▸ **WHAT YOU ARE ASKED TO DO**
Check every line of the data below for the string "BODÓ", and copy the ones that hold it.

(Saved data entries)
[Begin]

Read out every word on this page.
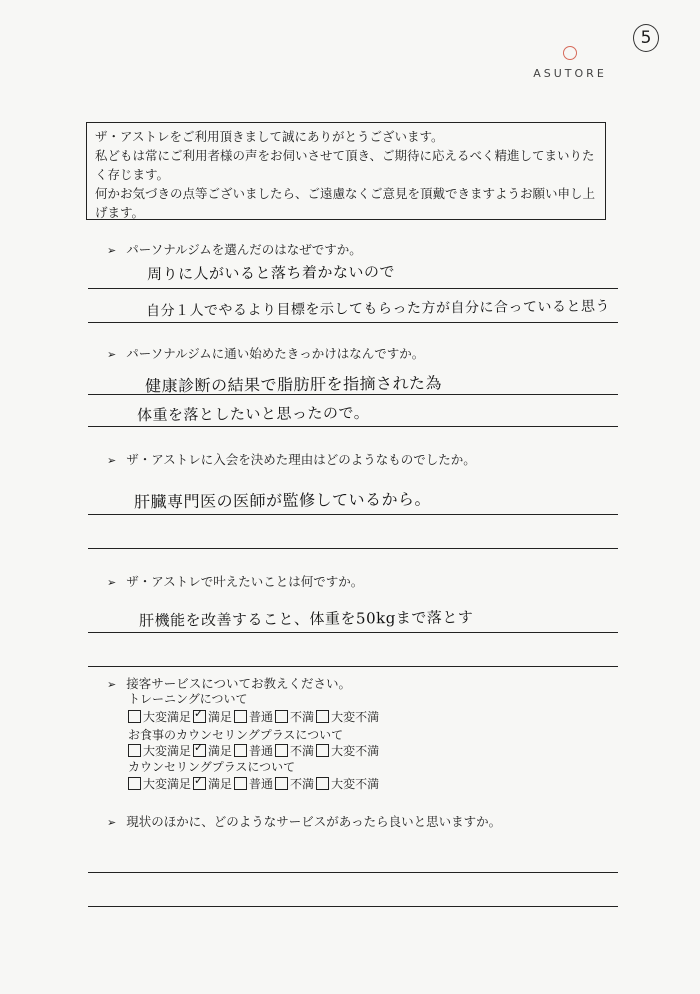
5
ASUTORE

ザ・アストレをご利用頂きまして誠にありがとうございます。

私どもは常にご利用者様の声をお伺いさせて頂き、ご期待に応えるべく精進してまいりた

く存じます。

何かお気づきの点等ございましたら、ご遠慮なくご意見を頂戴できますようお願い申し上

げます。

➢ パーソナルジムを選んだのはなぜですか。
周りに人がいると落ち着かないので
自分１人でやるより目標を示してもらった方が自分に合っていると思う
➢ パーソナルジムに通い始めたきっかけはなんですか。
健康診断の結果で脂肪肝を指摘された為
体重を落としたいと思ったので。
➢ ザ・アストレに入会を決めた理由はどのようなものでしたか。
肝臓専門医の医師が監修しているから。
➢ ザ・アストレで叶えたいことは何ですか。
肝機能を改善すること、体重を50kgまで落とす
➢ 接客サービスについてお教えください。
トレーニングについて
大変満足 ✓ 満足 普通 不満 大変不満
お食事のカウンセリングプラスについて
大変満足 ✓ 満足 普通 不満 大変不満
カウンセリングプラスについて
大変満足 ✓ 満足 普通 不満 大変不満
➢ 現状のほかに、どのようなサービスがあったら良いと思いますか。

[End]
[Begin]

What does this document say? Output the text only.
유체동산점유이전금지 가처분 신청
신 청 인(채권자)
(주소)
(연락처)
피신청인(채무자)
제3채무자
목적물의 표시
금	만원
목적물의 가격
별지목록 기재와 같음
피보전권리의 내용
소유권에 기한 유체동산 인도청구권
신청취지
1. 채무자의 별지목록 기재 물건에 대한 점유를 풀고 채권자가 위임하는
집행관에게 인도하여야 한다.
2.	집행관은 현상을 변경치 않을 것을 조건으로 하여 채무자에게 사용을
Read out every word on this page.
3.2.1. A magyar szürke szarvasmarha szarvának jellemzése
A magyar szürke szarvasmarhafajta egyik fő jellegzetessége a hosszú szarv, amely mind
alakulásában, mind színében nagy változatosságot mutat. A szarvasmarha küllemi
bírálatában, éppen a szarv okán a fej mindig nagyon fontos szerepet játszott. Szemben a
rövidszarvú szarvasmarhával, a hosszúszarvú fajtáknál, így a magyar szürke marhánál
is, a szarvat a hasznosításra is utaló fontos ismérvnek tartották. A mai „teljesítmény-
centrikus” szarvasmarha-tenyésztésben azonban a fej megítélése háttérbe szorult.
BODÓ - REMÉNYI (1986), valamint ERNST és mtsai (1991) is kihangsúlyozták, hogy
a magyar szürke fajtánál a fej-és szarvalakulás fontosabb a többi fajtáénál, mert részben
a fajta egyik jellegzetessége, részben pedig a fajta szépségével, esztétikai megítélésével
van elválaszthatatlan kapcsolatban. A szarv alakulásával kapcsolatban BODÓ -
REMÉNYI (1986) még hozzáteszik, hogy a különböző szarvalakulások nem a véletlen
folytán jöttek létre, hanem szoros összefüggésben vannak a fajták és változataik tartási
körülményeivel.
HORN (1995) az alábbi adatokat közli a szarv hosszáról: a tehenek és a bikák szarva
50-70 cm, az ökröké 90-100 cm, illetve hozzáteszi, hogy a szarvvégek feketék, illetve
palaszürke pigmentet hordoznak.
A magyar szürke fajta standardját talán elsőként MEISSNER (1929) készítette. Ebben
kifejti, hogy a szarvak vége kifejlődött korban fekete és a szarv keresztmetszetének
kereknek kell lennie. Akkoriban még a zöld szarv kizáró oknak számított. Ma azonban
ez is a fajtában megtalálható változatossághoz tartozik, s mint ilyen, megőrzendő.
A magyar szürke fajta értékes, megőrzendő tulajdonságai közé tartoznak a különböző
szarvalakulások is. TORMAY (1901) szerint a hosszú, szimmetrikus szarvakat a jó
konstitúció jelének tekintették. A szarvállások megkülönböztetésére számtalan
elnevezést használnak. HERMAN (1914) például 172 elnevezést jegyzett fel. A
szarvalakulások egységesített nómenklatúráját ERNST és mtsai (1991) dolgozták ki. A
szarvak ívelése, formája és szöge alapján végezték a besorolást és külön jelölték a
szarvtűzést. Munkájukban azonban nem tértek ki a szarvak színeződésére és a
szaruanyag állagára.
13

[End]

▸ **SOLUTION TO THE PROBLEM**
BODÓ - REMÉNYI (1986), valamint ERNST és mtsai (1991) is kihangsúlyozták, hogy
van elválaszthatatlan kapcsolatban. A szarv alakulásával kapcsolatban BODÓ -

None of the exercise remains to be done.